→ Request:
Scan the following material for the string "Compare" and copy each line in which it appears.

→ The data:

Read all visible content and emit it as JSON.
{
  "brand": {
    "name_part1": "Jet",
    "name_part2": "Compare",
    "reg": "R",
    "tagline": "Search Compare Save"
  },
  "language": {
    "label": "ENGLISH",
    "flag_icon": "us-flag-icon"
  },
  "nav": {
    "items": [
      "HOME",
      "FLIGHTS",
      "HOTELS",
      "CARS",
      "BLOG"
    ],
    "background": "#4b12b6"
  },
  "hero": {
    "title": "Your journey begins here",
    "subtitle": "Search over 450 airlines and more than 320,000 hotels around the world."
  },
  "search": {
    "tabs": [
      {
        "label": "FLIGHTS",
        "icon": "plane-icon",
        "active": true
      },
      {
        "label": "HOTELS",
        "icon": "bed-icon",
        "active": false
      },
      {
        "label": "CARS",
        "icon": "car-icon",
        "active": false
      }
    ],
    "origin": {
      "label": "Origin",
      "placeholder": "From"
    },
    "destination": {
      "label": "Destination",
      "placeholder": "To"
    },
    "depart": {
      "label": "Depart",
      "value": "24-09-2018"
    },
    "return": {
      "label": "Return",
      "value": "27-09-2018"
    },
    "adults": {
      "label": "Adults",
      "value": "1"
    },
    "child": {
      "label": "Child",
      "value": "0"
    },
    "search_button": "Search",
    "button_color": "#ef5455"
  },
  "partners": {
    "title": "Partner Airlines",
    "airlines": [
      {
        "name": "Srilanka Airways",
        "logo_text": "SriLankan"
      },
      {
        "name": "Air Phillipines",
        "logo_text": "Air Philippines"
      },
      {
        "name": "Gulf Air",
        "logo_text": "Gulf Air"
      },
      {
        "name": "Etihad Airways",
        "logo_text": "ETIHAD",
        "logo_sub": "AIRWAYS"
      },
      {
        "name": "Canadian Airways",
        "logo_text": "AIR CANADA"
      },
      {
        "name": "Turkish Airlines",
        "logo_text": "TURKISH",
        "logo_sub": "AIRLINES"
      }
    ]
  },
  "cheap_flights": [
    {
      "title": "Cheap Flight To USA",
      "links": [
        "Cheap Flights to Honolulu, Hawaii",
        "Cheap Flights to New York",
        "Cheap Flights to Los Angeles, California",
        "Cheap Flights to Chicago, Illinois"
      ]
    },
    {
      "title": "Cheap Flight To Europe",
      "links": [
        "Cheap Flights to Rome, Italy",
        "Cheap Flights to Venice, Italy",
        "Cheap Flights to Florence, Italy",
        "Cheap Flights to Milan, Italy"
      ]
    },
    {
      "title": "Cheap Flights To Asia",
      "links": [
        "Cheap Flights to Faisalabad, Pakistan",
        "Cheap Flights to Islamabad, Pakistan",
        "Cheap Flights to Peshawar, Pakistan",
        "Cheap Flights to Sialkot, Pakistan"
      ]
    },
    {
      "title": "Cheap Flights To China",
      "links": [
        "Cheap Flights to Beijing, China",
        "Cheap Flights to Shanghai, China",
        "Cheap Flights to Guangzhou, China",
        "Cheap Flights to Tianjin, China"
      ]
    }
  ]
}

* * *

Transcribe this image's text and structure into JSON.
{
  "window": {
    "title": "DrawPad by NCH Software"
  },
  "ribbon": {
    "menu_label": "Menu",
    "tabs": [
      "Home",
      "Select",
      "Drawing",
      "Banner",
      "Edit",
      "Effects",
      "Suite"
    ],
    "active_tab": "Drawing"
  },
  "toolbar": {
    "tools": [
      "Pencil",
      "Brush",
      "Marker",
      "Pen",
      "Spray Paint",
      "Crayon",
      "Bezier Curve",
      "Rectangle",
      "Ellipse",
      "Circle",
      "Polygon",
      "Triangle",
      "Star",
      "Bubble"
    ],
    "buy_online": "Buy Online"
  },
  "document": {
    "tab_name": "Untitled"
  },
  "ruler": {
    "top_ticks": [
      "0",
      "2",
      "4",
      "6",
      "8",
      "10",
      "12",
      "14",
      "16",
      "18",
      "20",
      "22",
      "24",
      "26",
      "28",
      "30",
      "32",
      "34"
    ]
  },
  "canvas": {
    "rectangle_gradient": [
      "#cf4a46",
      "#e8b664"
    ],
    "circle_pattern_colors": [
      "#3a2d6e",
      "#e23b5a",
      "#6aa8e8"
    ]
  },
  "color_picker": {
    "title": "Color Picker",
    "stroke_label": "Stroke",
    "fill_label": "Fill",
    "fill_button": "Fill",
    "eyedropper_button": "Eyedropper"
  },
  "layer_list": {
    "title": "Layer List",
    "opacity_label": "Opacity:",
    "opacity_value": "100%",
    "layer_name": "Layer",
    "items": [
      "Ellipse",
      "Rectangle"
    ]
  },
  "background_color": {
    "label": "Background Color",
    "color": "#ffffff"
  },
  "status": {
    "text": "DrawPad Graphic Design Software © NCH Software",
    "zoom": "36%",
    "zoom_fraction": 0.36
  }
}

---

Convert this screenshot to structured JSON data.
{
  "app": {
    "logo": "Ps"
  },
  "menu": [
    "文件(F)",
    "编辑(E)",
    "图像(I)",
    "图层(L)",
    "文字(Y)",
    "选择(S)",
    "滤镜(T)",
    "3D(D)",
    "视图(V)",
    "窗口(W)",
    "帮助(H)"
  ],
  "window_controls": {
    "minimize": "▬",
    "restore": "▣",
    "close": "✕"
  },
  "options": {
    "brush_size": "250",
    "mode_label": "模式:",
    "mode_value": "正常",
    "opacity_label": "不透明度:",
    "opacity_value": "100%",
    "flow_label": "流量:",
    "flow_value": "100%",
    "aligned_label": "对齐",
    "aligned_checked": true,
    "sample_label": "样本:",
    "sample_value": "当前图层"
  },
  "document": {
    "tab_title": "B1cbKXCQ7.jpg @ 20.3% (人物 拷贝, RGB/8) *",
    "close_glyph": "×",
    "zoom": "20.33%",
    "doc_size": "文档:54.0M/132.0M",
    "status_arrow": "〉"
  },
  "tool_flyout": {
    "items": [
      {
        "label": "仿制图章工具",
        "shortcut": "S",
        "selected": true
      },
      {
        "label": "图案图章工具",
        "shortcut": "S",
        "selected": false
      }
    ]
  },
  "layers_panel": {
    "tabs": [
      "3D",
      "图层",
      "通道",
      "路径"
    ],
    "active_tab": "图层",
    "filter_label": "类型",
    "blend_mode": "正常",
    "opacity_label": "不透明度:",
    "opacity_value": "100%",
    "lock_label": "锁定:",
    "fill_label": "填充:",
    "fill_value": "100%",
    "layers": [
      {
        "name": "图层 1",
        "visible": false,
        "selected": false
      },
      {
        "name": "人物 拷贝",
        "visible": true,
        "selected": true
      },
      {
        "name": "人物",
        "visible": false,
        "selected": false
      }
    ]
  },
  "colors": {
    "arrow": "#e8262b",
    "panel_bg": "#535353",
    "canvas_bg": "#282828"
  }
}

→ Solution for this exercise:
    "name_part2": "Compare",
    "tagline": "Search Compare Save"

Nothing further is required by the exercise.